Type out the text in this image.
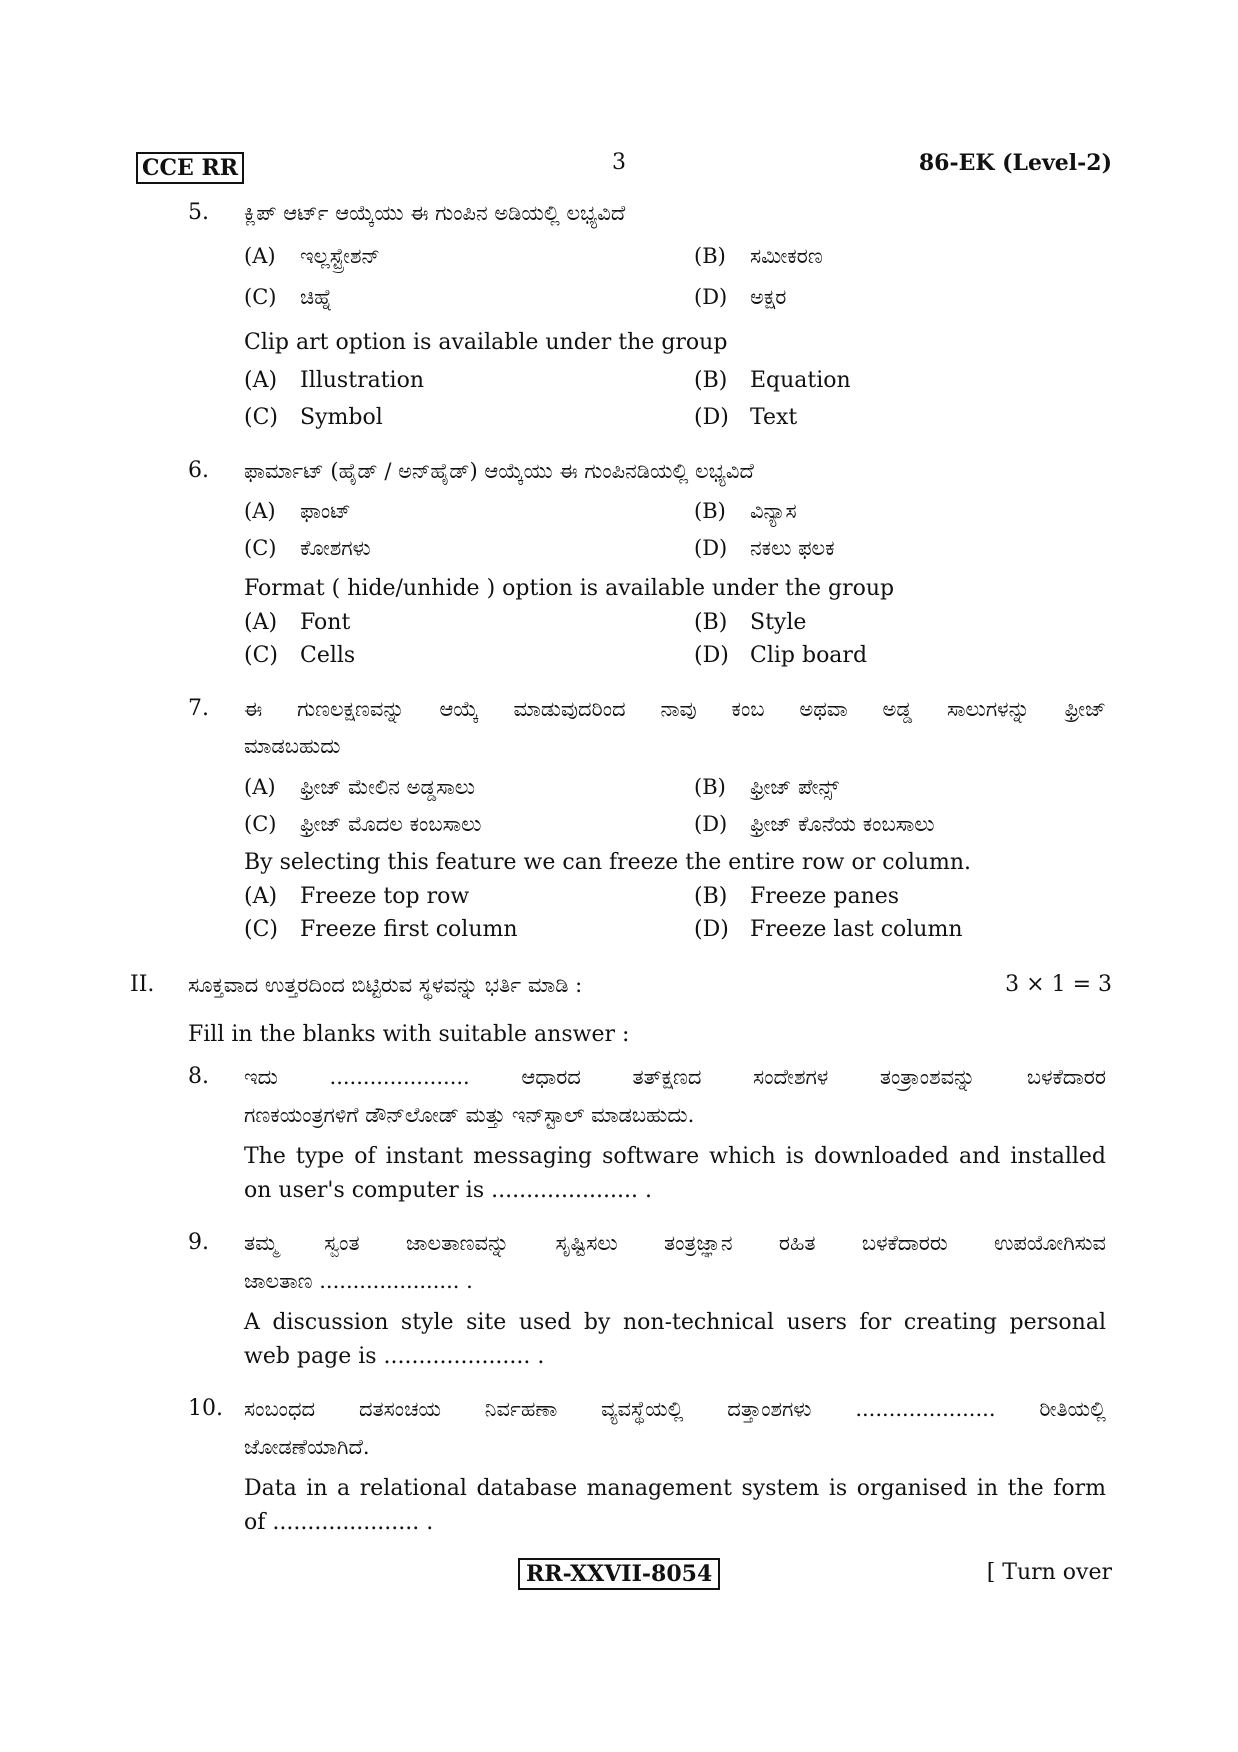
CCE RR	3	86-EK (Level-2)
5. ಕ್ಲಿಪ್ ಆರ್ಟ್ ಆಯ್ಕೆಯು ಈ ಗುಂಪಿನ ಅಡಿಯಲ್ಲಿ ಲಭ್ಯವಿದೆ
(A) ಇಲ್ಲಸ್ಟ್ರೇಶನ್	(B) ಸಮೀಕರಣ
(C) ಚಿಹ್ನೆ	(D) ಅಕ್ಷರ
Clip art option is available under the group
(A) Illustration	(B) Equation
(C) Symbol	(D) Text
6. ಫಾರ್ಮಾಟ್ (ಹೈಡ್ / ಅನ್‌ಹೈಡ್) ಆಯ್ಕೆಯು ಈ ಗುಂಪಿನಡಿಯಲ್ಲಿ ಲಭ್ಯವಿದೆ
(A) ಫಾಂಟ್	(B) ವಿನ್ಯಾಸ
(C) ಕೋಶಗಳು	(D) ನಕಲು ಫಲಕ
Format ( hide/unhide ) option is available under the group
(A) Font	(B) Style
(C) Cells	(D) Clip board
7. ಈ ಗುಣಲಕ್ಷಣವನ್ನು ಆಯ್ಕೆ ಮಾಡುವುದರಿಂದ ನಾವು ಕಂಬ ಅಥವಾ ಅಡ್ಡ ಸಾಲುಗಳನ್ನು ಫ್ರೀಜ್
ಮಾಡಬಹುದು
(A) ಫ್ರೀಜ್ ಮೇಲಿನ ಅಡ್ಡಸಾಲು	(B) ಫ್ರೀಜ್ ಪೇನ್ಸ್
(C) ಫ್ರೀಜ್ ಮೊದಲ ಕಂಬಸಾಲು	(D) ಫ್ರೀಜ್ ಕೊನೆಯ ಕಂಬಸಾಲು
By selecting this feature we can freeze the entire row or column.
(A) Freeze top row	(B) Freeze panes
(C) Freeze first column	(D) Freeze last column
II. ಸೂಕ್ತವಾದ ಉತ್ತರದಿಂದ ಬಿಟ್ಟಿರುವ ಸ್ಥಳವನ್ನು ಭರ್ತಿ ಮಾಡಿ :	3 × 1 = 3
Fill in the blanks with suitable answer :
8. ಇದು ..................... ಆಧಾರದ ತತ್‌ಕ್ಷಣದ ಸಂದೇಶಗಳ ತಂತ್ರಾಂಶವನ್ನು ಬಳಕೆದಾರರ
ಗಣಕಯಂತ್ರಗಳಿಗೆ ಡೌನ್‌ಲೋಡ್ ಮತ್ತು ಇನ್‌ಸ್ಟಾಲ್ ಮಾಡಬಹುದು.
The type of instant messaging software which is downloaded and installed
on user's computer is ..................... .
9. ತಮ್ಮ ಸ್ವಂತ ಜಾಲತಾಣವನ್ನು ಸೃಷ್ಟಿಸಲು ತಂತ್ರಜ್ಞಾನ ರಹಿತ ಬಳಕೆದಾರರು ಉಪಯೋಗಿಸುವ
ಜಾಲತಾಣ ..................... .
A discussion style site used by non-technical users for creating personal
web page is ..................... .
10. ಸಂಬಂಧದ ದತಸಂಚಯ ನಿರ್ವಹಣಾ ವ್ಯವಸ್ಥೆಯಲ್ಲಿ ದತ್ತಾಂಶಗಳು ..................... ರೀತಿಯಲ್ಲಿ
ಜೋಡಣೆಯಾಗಿದೆ.
Data in a relational database management system is organised in the form
of ..................... .
RR-XXVII-8054	[ Turn over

_What you need to do_. Every line above that includes the word "Clip" should be listed.

_Answer to the problem_.
Clip art option is available under the group
(C) Cells	(D) Clip board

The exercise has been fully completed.